╭─ 正文
关于 SQL window function 的一点使用记录

 上一篇讲了导航函数的使用,这一部分我将记录一下使用 window function 的例子以供我自己后续查阅搜索。毕竟之前做 TP 任务比较多,对于 AP 各种复杂的 SQL 灵活的使用还有一些不习惯。。。话说最近数据分析和处理任务相对多起来了才发现 SQL 真的如此强大。一个支持 SQL API 的查询引擎仿佛有无限可能性一般。。。灵活得让人害怕- -

和 navigation function 不同的是,我们经常使用开窗函数来给我们本来的数据加上一列来表达其分组后的顺序,方便我们后续的处理。

 

下面先是一些待处理的数据

WITH Produce AS
 (SELECT 'kale' as item, 23 as purchases, 'vegetable' as category
  UNION ALL SELECT 'banana', 2, 'fruit'
  UNION ALL SELECT 'cabbage', 9, 'vegetable'
  UNION ALL SELECT 'apple', 8, 'fruit'
  UNION ALL SELECT 'leek', 2, 'vegetable'
  UNION ALL SELECT 'lettuce', 10, 'vegetable')
SELECT * FROM Produce
+-------------------------------------+
| item      | category   | purchases  |
+-------------------------------------+
| kale      | vegetable  | 23         |
| banana    | fruit      | 2          |
| cabbage   | vegetable  | 9          |
| apple     | fruit      | 8          |
| leek      | vegetable  | 2          |
| lettuce   | vegetable  | 10         |
+-------------------------------------+

WITH Employees AS
 (SELECT 'Isabella' as name, 2 as department, DATE(1997, 09, 28) as start_date
  UNION ALL SELECT 'Anthony', 1, DATE(1995, 11, 29)
  UNION ALL SELECT 'Daniel', 2, DATE(2004, 06, 24)
  UNION ALL SELECT 'Andrew', 1, DATE(1999, 01, 23)
╰─
> [练习]:
从这篇 SQL 开窗函数使用记录的最后一行之后接着续写。
╭─ 数据部分
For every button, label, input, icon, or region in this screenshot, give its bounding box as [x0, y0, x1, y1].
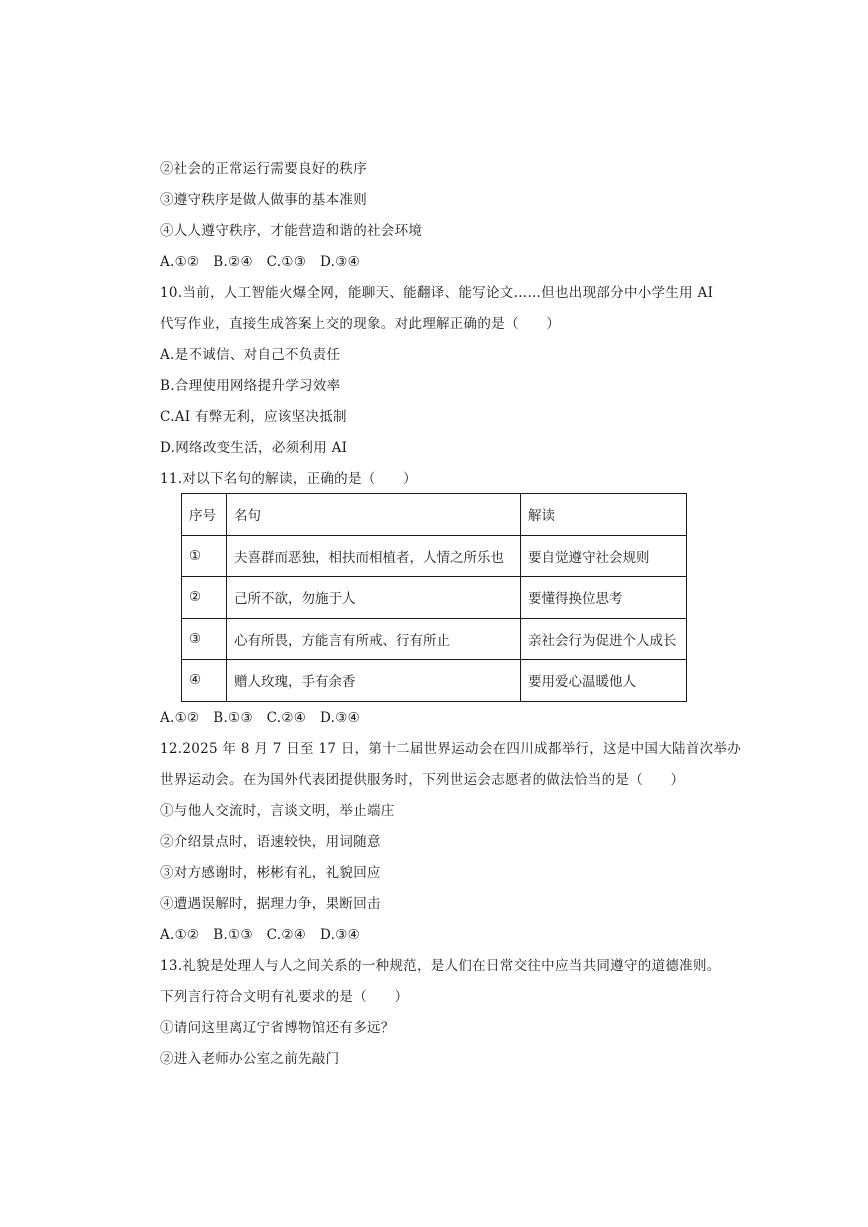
╰─
> [参考答案]:
  UNION ALL SELECT 'Jacob', 1, DATE(1990, 07, 11)
  UNION ALL SELECT 'Jose', 2, DATE(2013, 03, 17))
SELECT * FROM Employees
+-------------------------------------+
| name      | department | start_date |
+-------------------------------------+
| Isabella  | 2          | 1997-09-28 |
| Anthony   | 1          | 1995-11-29 |
| Daniel    | 2          | 2004-06-24 |
| Andrew    | 1          | 1999-01-23 |
| Jacob     | 1          | 1990-07-11 |
| Jose      | 2          | 2013-03-17 |
+-------------------------------------+

WITH Farm AS
 (SELECT 'cat' as animal, 23 as population, 'mammal' as category
  UNION ALL SELECT 'duck', 3, 'bird'
  UNION ALL SELECT 'dog', 2, 'mammal'
  UNION ALL SELECT 'goose', 1, 'bird'
  UNION ALL SELECT 'ox', 2, 'mammal'
  UNION ALL SELECT 'goat', 2, 'mammal')
SELECT * FROM Farm
+-------------------------------------+
| animal    | category   | population |
+-------------------------------------+
| cat       | mammal     | 23         |
| duck      | bird       | 3          |
| dog       | mammal     | 2          |
| goose     | bird       | 1          |
| ox        | mammal     | 2          |
| goat      | mammal     | 2          |
+-------------------------------------+

 

计算总计

蛮有意思在不分组的情况下,我们可以根据所有数据行开窗多生成一列总和

WITH Produce AS
 (SELECT 'kale' as item, 23 as purchases, 'vegetable' as category
  UNION ALL SELECT 'banana', 2, 'fruit'
  UNION ALL SELECT 'cabbage', 9, 'vegetable'
  UNION ALL SELECT 'apple', 8, 'fruit'
  UNION ALL SELECT 'leek', 2, 'vegetable'
  UNION ALL SELECT 'lettuce', 10, 'vegetable'
  ),
Employees AS
 (SELECT 'Isabella' as name, 2 as department, DATE(1997, 09, 28) as start_date
  UNION ALL SELECT 'Anthony', 1, DATE(1995, 11, 29)
  UNION ALL SELECT 'Daniel', 2, DATE(2004, 06, 24)
  UNION ALL SELECT 'Andrew', 1, DATE(1999, 01, 23)
  UNION ALL SELECT 'Jacob', 1, DATE(1990, 07, 11)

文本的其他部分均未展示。